▶ **Problem details**:
Please filter the listing for the string "opinion" and copy each matching line.

▶ **Data to process**:
• • • • • • •

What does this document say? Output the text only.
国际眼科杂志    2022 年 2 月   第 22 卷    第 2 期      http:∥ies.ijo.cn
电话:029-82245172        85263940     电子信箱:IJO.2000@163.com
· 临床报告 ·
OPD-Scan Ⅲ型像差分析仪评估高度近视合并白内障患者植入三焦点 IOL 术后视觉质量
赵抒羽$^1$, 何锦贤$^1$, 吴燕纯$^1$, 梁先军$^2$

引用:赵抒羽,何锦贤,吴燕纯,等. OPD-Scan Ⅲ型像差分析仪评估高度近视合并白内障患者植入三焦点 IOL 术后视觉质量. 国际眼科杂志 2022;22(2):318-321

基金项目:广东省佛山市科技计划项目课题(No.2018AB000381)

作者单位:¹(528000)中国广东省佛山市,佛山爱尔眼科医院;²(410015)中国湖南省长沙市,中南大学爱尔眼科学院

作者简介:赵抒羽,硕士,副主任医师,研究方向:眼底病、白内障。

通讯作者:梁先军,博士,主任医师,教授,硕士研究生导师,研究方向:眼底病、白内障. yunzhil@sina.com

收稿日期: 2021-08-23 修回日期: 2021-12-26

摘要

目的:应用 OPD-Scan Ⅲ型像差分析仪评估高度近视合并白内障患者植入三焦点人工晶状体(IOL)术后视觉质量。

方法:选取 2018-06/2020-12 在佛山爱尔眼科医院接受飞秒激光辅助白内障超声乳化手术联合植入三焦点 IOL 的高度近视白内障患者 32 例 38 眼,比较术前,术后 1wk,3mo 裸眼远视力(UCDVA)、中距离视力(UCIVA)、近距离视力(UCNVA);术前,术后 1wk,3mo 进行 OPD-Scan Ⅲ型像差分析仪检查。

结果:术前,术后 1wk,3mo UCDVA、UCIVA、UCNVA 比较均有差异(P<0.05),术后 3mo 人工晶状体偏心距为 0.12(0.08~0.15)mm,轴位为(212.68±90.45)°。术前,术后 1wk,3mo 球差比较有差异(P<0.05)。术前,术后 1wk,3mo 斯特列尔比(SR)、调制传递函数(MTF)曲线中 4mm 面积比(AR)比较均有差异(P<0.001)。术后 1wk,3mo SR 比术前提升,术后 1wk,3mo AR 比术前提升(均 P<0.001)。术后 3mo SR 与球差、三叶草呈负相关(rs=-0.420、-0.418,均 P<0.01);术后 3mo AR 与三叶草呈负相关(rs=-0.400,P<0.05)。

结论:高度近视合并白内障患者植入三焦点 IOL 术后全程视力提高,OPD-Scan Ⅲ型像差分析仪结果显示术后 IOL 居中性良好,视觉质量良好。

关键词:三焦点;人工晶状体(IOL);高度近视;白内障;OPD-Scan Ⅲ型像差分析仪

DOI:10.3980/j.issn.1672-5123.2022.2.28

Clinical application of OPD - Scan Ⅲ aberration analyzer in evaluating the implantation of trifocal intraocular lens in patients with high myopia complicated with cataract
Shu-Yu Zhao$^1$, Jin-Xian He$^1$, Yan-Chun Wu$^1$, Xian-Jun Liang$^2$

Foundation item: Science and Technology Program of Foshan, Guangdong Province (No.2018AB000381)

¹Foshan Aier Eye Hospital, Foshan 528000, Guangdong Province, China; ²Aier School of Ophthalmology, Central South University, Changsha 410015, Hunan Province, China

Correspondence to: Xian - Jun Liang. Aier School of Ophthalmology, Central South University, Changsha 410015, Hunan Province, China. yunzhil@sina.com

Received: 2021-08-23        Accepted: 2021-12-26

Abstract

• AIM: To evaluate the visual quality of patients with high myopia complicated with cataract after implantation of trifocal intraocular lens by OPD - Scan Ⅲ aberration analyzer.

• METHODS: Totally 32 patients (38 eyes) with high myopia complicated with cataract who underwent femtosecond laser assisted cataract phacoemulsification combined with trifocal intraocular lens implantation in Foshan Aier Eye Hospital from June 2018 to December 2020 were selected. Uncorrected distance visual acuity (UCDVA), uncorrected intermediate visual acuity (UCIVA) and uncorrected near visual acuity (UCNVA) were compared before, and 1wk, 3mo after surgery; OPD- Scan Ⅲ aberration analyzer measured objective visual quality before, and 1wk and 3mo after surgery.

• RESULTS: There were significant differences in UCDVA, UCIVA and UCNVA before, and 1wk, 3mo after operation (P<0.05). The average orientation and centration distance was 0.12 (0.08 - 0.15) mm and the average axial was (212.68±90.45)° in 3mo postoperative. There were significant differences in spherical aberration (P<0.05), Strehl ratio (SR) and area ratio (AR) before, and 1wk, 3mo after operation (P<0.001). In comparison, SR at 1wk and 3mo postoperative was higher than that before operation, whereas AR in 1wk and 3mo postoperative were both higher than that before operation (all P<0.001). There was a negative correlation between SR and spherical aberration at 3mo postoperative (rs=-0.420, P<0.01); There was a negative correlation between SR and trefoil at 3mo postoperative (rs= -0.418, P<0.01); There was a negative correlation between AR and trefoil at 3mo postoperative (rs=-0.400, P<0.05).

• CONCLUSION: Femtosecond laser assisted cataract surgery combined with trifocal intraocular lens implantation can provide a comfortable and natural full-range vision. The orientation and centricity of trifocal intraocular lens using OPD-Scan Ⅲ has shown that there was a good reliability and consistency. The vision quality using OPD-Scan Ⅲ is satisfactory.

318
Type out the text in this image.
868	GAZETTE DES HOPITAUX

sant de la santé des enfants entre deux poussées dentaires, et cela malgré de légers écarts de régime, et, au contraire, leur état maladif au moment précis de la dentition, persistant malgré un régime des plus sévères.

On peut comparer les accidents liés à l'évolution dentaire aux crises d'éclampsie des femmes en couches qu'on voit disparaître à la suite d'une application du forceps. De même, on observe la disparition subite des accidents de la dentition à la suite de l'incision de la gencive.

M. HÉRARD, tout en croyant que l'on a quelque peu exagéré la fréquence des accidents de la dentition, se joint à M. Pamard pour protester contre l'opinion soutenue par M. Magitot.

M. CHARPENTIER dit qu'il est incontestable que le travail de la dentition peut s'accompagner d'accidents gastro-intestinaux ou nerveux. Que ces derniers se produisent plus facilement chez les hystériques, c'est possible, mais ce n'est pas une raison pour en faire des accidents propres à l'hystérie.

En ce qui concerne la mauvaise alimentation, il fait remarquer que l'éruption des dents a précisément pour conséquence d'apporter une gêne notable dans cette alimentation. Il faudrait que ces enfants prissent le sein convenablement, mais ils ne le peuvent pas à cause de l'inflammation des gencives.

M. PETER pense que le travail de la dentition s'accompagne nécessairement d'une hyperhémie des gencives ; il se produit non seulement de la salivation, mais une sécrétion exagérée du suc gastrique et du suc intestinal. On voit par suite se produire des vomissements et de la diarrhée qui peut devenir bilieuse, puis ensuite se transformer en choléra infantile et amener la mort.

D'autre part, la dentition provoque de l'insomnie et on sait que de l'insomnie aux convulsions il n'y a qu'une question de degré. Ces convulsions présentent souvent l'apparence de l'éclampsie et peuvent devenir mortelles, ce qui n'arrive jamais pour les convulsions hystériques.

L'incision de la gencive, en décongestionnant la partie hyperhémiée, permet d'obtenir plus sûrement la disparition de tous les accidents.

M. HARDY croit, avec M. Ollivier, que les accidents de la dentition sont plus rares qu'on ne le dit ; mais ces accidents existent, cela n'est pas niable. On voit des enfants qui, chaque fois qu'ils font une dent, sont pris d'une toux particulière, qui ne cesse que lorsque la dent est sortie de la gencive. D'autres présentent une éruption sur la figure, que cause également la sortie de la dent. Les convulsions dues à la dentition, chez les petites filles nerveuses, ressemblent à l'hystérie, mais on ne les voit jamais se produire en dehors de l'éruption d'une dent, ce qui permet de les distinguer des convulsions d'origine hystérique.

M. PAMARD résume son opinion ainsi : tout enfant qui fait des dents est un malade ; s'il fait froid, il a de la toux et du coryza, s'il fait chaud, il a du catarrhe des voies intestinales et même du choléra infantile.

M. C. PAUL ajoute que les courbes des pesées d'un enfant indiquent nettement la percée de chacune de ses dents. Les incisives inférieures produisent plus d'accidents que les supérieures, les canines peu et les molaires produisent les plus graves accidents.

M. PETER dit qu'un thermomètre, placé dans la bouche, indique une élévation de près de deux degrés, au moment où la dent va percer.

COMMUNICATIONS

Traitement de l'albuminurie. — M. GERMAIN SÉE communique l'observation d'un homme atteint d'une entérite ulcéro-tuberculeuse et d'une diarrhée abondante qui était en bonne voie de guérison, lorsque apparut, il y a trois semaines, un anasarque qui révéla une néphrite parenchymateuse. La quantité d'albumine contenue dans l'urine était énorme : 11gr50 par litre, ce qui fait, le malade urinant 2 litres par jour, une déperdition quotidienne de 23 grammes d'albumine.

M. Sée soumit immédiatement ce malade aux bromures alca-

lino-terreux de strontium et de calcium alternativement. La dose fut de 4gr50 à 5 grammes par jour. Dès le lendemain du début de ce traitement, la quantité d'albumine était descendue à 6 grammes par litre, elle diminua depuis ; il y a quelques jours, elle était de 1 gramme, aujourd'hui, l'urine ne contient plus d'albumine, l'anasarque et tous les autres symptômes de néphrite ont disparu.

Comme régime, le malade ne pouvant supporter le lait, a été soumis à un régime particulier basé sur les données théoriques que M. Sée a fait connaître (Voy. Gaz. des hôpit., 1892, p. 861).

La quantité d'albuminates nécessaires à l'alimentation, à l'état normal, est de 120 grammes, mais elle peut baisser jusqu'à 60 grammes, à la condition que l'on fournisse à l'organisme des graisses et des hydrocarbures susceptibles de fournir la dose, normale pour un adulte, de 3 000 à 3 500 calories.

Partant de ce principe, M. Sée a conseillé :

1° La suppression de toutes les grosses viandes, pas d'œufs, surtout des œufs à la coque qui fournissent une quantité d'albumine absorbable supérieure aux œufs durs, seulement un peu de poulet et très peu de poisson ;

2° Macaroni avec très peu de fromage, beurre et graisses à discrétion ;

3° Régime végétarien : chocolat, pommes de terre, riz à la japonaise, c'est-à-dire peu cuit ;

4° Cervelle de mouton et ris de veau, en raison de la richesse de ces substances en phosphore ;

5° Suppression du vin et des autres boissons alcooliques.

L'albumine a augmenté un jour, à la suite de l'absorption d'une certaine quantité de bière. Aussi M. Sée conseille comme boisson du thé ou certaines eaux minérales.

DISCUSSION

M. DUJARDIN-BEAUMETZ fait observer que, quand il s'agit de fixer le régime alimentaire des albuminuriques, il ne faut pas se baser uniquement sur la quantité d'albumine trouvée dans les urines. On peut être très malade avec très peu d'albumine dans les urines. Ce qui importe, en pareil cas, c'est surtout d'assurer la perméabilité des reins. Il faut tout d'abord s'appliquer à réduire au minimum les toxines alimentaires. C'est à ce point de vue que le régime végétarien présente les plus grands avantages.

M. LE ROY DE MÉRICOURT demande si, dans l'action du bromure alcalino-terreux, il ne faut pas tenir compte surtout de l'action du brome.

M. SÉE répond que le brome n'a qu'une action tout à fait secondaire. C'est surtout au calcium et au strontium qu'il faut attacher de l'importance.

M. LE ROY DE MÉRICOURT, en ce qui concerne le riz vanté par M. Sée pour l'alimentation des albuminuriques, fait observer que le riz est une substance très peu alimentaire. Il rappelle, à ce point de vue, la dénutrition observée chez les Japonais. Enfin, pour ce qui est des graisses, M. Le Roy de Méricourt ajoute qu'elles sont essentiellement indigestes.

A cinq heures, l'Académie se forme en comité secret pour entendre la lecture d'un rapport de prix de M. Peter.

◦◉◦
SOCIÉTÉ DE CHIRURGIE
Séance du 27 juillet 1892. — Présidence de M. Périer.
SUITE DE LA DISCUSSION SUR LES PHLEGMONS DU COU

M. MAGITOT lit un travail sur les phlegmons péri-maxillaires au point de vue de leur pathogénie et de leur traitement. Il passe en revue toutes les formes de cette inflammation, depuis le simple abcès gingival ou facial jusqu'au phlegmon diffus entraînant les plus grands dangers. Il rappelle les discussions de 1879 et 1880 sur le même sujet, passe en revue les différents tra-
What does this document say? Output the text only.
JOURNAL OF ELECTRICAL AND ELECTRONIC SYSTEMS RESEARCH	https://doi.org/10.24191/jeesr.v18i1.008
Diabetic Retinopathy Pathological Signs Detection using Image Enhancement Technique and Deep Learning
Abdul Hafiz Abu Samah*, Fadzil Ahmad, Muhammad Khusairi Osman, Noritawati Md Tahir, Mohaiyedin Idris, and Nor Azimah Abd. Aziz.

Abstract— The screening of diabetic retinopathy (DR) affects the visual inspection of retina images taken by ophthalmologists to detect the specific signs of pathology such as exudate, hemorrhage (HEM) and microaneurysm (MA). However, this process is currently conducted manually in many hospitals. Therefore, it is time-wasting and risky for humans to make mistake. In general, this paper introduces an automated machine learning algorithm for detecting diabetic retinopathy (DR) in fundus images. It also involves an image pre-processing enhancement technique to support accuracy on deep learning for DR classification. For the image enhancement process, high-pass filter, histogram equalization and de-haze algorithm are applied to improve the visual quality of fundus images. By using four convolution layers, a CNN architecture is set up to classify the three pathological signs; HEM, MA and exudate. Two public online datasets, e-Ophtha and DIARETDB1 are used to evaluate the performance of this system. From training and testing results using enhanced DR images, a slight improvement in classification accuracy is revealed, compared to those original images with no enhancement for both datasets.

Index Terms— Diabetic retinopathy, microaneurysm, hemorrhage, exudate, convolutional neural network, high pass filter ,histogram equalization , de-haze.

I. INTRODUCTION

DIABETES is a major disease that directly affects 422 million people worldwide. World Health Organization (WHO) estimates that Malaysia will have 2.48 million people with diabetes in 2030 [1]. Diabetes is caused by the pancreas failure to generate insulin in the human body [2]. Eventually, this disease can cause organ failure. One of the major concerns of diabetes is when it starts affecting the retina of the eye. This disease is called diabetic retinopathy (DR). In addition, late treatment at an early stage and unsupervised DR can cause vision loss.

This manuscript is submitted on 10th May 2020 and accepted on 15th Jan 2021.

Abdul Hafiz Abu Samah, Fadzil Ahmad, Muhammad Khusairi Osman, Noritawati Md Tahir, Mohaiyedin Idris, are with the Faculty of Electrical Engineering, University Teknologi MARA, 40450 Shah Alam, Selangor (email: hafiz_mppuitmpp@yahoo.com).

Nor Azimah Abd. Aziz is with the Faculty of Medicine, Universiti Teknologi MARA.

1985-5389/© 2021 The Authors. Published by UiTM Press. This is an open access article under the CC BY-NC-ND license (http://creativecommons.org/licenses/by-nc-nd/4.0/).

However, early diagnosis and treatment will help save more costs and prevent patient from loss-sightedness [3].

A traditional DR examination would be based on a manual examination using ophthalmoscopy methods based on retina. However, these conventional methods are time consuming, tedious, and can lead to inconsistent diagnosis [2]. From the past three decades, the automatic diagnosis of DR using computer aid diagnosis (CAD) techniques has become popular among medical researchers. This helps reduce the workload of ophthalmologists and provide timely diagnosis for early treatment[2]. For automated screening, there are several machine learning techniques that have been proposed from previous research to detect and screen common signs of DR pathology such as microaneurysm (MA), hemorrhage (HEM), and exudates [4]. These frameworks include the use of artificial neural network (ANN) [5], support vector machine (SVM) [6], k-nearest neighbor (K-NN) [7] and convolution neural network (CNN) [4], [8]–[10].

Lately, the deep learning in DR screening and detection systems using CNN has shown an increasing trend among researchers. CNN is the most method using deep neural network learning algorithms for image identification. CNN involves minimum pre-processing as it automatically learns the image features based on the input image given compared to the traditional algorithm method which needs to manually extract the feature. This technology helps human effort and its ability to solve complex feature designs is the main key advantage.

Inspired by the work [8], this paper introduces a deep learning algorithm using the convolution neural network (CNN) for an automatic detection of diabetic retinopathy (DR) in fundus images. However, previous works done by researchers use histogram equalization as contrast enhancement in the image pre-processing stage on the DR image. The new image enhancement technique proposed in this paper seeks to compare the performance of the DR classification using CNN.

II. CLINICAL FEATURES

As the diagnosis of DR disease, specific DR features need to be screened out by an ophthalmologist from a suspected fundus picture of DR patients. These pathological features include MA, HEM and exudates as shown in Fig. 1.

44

• • • • • • •

▶ **Expected answer**:
M. HÉRARD, tout en croyant que l'on a quelque peu exagéré la fréquence des accidents de la dentition, se joint à M. Pamard pour protester contre l'opinion soutenue par M. Magitot.
M. PAMARD résume son opinion ainsi : tout enfant qui fait des dents est un malade ; s'il fait froid, il a de la toux et du coryza, s'il fait chaud, il a du catarrhe des voies intestinales et même du choléra infantile.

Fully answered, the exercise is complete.